__WHAT THIS TASK INVOLVES__. All of the data needs to be repeated exactly.
__________________________________________________
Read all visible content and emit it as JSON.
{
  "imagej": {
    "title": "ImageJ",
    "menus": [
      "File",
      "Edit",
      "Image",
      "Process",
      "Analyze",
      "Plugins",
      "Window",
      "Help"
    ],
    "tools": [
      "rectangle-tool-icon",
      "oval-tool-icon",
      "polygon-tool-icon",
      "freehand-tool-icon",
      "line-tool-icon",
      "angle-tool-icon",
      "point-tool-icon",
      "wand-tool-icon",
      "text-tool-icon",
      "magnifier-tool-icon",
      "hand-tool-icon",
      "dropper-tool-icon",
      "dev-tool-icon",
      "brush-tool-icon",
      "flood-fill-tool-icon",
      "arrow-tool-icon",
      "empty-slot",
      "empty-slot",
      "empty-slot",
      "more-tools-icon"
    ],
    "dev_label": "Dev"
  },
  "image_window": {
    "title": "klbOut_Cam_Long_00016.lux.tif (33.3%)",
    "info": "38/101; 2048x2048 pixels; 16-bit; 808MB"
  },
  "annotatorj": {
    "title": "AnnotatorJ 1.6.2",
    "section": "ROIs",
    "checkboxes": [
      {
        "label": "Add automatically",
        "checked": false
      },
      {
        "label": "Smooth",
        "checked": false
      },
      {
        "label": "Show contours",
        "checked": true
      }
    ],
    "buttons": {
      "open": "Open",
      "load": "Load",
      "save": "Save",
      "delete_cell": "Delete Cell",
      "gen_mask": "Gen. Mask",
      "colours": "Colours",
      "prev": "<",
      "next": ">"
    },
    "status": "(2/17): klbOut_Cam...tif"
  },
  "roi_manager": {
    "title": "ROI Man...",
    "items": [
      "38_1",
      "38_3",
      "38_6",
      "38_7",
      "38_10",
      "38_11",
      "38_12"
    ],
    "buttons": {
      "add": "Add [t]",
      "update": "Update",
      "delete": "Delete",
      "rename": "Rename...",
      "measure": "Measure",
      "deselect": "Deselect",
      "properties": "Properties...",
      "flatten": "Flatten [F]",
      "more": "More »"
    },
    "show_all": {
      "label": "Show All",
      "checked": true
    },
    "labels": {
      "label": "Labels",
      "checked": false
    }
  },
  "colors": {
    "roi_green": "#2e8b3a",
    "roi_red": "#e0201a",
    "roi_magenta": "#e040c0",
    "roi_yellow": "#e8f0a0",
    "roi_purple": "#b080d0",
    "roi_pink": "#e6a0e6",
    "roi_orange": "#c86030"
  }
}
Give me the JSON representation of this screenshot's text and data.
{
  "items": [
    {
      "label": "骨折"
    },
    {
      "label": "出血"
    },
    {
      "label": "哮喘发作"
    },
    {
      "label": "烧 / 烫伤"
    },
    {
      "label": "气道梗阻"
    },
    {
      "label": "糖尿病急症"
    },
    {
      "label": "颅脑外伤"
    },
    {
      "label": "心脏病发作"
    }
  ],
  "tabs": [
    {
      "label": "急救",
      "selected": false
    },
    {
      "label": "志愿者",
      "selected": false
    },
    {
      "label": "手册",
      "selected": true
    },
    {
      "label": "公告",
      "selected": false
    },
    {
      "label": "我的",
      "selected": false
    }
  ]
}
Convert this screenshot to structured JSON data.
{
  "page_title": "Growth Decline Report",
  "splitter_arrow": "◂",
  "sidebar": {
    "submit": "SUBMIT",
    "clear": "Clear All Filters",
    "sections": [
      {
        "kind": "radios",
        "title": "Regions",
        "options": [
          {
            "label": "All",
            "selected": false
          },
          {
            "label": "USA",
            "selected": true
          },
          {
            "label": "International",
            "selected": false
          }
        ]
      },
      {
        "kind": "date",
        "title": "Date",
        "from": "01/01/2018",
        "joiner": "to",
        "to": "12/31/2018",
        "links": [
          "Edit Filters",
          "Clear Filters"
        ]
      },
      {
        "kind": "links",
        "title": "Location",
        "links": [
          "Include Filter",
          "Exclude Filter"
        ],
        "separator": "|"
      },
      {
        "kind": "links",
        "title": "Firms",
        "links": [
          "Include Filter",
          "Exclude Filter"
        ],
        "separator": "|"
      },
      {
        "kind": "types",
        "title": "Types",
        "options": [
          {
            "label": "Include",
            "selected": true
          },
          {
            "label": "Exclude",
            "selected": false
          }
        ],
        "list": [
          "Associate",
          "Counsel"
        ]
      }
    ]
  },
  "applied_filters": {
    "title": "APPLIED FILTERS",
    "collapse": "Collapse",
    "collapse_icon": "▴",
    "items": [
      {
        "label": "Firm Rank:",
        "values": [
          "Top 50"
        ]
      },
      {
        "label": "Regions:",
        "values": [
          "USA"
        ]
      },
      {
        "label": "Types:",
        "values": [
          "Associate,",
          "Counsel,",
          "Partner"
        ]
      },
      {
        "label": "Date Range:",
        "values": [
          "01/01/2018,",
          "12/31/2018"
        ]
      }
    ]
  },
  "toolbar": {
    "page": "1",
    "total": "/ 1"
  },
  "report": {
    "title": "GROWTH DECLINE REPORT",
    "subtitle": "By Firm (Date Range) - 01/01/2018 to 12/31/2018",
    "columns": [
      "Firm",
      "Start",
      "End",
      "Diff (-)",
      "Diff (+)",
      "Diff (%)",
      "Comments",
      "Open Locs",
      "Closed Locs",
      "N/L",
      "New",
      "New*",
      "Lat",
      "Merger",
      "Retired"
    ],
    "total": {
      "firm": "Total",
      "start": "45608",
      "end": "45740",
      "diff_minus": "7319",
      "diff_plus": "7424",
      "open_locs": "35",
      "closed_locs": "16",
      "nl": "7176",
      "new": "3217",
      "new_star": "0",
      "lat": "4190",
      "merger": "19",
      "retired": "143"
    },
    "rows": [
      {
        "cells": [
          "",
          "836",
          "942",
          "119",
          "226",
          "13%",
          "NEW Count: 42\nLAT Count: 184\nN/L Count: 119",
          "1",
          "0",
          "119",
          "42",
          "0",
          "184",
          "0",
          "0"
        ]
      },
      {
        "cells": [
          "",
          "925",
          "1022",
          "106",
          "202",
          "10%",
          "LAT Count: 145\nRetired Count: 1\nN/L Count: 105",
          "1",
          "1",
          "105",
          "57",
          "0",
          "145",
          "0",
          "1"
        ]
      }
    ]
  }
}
__________________________________________________
__SOLUTION TO THE PROBLEM__.
Read all visible content and emit it as JSON.
{
  "imagej": {
    "title": "ImageJ",
    "menus": [
      "File",
      "Edit",
      "Image",
      "Process",
      "Analyze",
      "Plugins",
      "Window",
      "Help"
    ],
    "tools": [
      "rectangle-tool-icon",
      "oval-tool-icon",
      "polygon-tool-icon",
      "freehand-tool-icon",
      "line-tool-icon",
      "angle-tool-icon",
      "point-tool-icon",
      "wand-tool-icon",
      "text-tool-icon",
      "magnifier-tool-icon",
      "hand-tool-icon",
      "dropper-tool-icon",
      "dev-tool-icon",
      "brush-tool-icon",
      "flood-fill-tool-icon",
      "arrow-tool-icon",
      "empty-slot",
      "empty-slot",
      "empty-slot",
      "more-tools-icon"
    ],
    "dev_label": "Dev"
  },
  "image_window": {
    "title": "klbOut_Cam_Long_00016.lux.tif (33.3%)",
    "info": "38/101; 2048x2048 pixels; 16-bit; 808MB"
  },
  "annotatorj": {
    "title": "AnnotatorJ 1.6.2",
    "section": "ROIs",
    "checkboxes": [
      {
        "label": "Add automatically",
        "checked": false
      },
      {
        "label": "Smooth",
        "checked": false
      },
      {
        "label": "Show contours",
        "checked": true
      }
    ],
    "buttons": {
      "open": "Open",
      "load": "Load",
      "save": "Save",
      "delete_cell": "Delete Cell",
      "gen_mask": "Gen. Mask",
      "colours": "Colours",
      "prev": "<",
      "next": ">"
    },
    "status": "(2/17): klbOut_Cam...tif"
  },
  "roi_manager": {
    "title": "ROI Man...",
    "items": [
      "38_1",
      "38_3",
      "38_6",
      "38_7",
      "38_10",
      "38_11",
      "38_12"
    ],
    "buttons": {
      "add": "Add [t]",
      "update": "Update",
      "delete": "Delete",
      "rename": "Rename...",
      "measure": "Measure",
      "deselect": "Deselect",
      "properties": "Properties...",
      "flatten": "Flatten [F]",
      "more": "More »"
    },
    "show_all": {
      "label": "Show All",
      "checked": true
    },
    "labels": {
      "label": "Labels",
      "checked": false
    }
  },
  "colors": {
    "roi_green": "#2e8b3a",
    "roi_red": "#e0201a",
    "roi_magenta": "#e040c0",
    "roi_yellow": "#e8f0a0",
    "roi_purple": "#b080d0",
    "roi_pink": "#e6a0e6",
    "roi_orange": "#c86030"
  }
}
Give me the JSON representation of this screenshot's text and data.
{
  "items": [
    {
      "label": "骨折"
    },
    {
      "label": "出血"
    },
    {
      "label": "哮喘发作"
    },
    {
      "label": "烧 / 烫伤"
    },
    {
      "label": "气道梗阻"
    },
    {
      "label": "糖尿病急症"
    },
    {
      "label": "颅脑外伤"
    },
    {
      "label": "心脏病发作"
    }
  ],
  "tabs": [
    {
      "label": "急救",
      "selected": false
    },
    {
      "label": "志愿者",
      "selected": false
    },
    {
      "label": "手册",
      "selected": true
    },
    {
      "label": "公告",
      "selected": false
    },
    {
      "label": "我的",
      "selected": false
    }
  ]
}
Convert this screenshot to structured JSON data.
{
  "page_title": "Growth Decline Report",
  "splitter_arrow": "◂",
  "sidebar": {
    "submit": "SUBMIT",
    "clear": "Clear All Filters",
    "sections": [
      {
        "kind": "radios",
        "title": "Regions",
        "options": [
          {
            "label": "All",
            "selected": false
          },
          {
            "label": "USA",
            "selected": true
          },
          {
            "label": "International",
            "selected": false
          }
        ]
      },
      {
        "kind": "date",
        "title": "Date",
        "from": "01/01/2018",
        "joiner": "to",
        "to": "12/31/2018",
        "links": [
          "Edit Filters",
          "Clear Filters"
        ]
      },
      {
        "kind": "links",
        "title": "Location",
        "links": [
          "Include Filter",
          "Exclude Filter"
        ],
        "separator": "|"
      },
      {
        "kind": "links",
        "title": "Firms",
        "links": [
          "Include Filter",
          "Exclude Filter"
        ],
        "separator": "|"
      },
      {
        "kind": "types",
        "title": "Types",
        "options": [
          {
            "label": "Include",
            "selected": true
          },
          {
            "label": "Exclude",
            "selected": false
          }
        ],
        "list": [
          "Associate",
          "Counsel"
        ]
      }
    ]
  },
  "applied_filters": {
    "title": "APPLIED FILTERS",
    "collapse": "Collapse",
    "collapse_icon": "▴",
    "items": [
      {
        "label": "Firm Rank:",
        "values": [
          "Top 50"
        ]
      },
      {
        "label": "Regions:",
        "values": [
          "USA"
        ]
      },
      {
        "label": "Types:",
        "values": [
          "Associate,",
          "Counsel,",
          "Partner"
        ]
      },
      {
        "label": "Date Range:",
        "values": [
          "01/01/2018,",
          "12/31/2018"
        ]
      }
    ]
  },
  "toolbar": {
    "page": "1",
    "total": "/ 1"
  },
  "report": {
    "title": "GROWTH DECLINE REPORT",
    "subtitle": "By Firm (Date Range) - 01/01/2018 to 12/31/2018",
    "columns": [
      "Firm",
      "Start",
      "End",
      "Diff (-)",
      "Diff (+)",
      "Diff (%)",
      "Comments",
      "Open Locs",
      "Closed Locs",
      "N/L",
      "New",
      "New*",
      "Lat",
      "Merger",
      "Retired"
    ],
    "total": {
      "firm": "Total",
      "start": "45608",
      "end": "45740",
      "diff_minus": "7319",
      "diff_plus": "7424",
      "open_locs": "35",
      "closed_locs": "16",
      "nl": "7176",
      "new": "3217",
      "new_star": "0",
      "lat": "4190",
      "merger": "19",
      "retired": "143"
    },
    "rows": [
      {
        "cells": [
          "",
          "836",
          "942",
          "119",
          "226",
          "13%",
          "NEW Count: 42\nLAT Count: 184\nN/L Count: 119",
          "1",
          "0",
          "119",
          "42",
          "0",
          "184",
          "0",
          "0"
        ]
      },
      {
        "cells": [
          "",
          "925",
          "1022",
          "106",
          "202",
          "10%",
          "LAT Count: 145\nRetired Count: 1\nN/L Count: 105",
          "1",
          "1",
          "105",
          "57",
          "0",
          "145",
          "0",
          "1"
        ]
      }
    ]
  }
}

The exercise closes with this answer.